What this task involves: Some lines of these records may hold the word "right"; state how many, using only the number.

Information shown:

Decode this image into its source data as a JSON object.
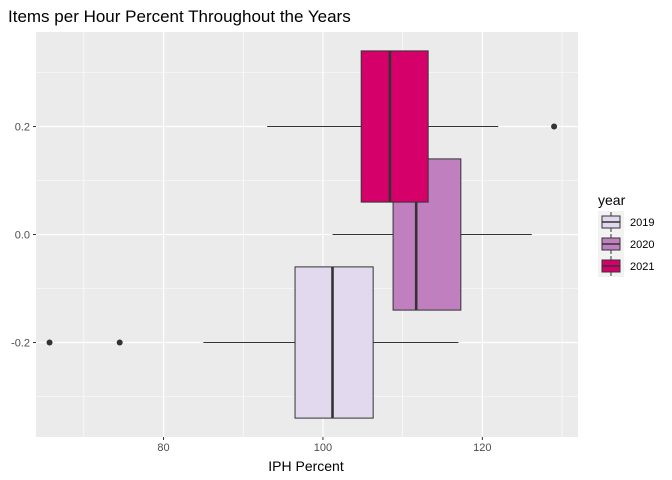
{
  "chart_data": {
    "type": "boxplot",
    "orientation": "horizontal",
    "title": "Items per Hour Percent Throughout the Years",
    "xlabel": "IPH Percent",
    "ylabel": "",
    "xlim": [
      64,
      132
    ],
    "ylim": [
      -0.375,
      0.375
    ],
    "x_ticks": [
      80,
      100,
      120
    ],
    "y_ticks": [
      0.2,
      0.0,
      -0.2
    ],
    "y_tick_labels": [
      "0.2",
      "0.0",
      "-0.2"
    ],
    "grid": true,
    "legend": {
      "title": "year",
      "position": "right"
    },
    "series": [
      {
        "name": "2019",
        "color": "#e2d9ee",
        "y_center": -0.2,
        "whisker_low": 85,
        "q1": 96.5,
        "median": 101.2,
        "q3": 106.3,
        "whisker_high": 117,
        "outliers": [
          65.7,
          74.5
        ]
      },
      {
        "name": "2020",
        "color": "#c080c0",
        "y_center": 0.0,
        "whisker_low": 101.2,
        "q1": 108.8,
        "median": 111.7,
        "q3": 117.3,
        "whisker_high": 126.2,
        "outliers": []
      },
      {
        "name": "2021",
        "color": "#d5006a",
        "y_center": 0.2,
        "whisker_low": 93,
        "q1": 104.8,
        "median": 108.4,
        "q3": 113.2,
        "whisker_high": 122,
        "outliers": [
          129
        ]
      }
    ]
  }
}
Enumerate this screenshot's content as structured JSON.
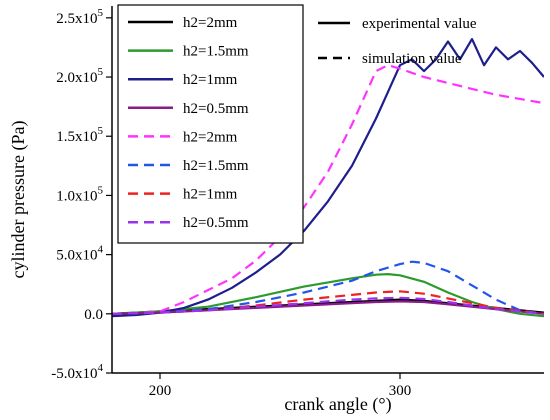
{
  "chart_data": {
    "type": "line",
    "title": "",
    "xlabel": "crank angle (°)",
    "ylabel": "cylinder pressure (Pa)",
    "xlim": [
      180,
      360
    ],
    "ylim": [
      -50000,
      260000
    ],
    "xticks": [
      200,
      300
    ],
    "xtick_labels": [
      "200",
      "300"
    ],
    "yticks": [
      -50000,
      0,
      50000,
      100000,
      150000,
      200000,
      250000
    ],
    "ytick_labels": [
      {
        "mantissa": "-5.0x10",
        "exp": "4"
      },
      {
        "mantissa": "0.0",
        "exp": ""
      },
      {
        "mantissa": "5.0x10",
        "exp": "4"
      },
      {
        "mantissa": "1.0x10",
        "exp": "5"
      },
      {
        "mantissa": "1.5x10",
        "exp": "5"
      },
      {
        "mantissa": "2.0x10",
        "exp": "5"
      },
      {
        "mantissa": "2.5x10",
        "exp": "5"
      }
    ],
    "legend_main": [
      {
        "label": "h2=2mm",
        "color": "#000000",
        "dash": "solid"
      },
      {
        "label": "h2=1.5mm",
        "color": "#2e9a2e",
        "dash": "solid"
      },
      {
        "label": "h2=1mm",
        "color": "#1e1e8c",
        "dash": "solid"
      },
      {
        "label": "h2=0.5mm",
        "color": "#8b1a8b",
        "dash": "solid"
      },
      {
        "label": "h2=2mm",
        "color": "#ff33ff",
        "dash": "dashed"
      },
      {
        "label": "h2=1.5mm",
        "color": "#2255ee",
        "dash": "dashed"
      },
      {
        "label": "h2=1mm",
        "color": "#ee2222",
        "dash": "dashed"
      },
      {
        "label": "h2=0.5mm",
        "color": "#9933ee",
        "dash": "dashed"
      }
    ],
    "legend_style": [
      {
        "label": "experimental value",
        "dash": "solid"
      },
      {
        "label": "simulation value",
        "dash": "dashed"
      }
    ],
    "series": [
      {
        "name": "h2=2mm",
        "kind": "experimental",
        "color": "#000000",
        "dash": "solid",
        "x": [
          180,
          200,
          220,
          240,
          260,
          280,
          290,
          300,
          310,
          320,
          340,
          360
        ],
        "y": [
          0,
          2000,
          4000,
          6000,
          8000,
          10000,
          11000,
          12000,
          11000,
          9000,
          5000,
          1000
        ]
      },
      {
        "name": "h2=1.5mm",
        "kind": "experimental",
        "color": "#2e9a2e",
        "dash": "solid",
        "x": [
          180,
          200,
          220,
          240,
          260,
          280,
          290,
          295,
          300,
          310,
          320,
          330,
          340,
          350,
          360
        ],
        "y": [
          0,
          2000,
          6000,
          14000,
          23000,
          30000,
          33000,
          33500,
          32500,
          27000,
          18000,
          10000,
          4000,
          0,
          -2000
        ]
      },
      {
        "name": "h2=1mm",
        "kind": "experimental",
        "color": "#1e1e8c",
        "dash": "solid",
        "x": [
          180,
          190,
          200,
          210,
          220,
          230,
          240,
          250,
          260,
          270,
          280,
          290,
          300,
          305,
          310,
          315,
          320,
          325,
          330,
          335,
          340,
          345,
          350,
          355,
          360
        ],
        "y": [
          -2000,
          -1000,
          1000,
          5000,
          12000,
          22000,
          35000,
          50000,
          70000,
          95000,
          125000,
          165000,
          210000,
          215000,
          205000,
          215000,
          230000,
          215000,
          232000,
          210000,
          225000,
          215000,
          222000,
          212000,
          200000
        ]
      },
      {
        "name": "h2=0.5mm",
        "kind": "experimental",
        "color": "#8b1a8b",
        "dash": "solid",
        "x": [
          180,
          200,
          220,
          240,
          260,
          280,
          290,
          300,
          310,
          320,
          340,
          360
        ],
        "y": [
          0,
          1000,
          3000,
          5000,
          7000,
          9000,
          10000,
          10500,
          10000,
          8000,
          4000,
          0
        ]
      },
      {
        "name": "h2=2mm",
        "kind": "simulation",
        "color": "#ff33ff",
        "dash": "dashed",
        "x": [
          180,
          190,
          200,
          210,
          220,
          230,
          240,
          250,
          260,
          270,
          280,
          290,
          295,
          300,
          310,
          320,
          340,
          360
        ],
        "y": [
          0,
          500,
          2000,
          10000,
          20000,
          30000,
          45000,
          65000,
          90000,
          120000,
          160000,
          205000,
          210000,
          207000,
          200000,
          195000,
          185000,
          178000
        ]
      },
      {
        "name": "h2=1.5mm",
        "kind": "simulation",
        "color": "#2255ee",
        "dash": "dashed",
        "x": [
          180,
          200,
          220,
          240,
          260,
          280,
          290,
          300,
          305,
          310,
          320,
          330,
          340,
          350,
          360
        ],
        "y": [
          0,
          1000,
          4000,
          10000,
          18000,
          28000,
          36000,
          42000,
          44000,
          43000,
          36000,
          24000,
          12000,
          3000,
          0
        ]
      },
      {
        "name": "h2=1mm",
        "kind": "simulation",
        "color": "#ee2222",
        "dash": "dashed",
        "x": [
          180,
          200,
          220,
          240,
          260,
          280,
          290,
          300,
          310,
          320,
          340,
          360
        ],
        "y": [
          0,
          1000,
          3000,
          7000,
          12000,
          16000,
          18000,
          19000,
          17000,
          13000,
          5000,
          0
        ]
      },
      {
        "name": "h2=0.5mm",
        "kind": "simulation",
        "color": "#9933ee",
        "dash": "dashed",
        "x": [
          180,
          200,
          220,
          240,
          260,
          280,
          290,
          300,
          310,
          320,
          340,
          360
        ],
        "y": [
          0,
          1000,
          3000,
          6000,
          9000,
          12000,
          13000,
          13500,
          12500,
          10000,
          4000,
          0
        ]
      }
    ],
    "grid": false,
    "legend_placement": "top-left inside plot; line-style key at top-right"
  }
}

Reply: 2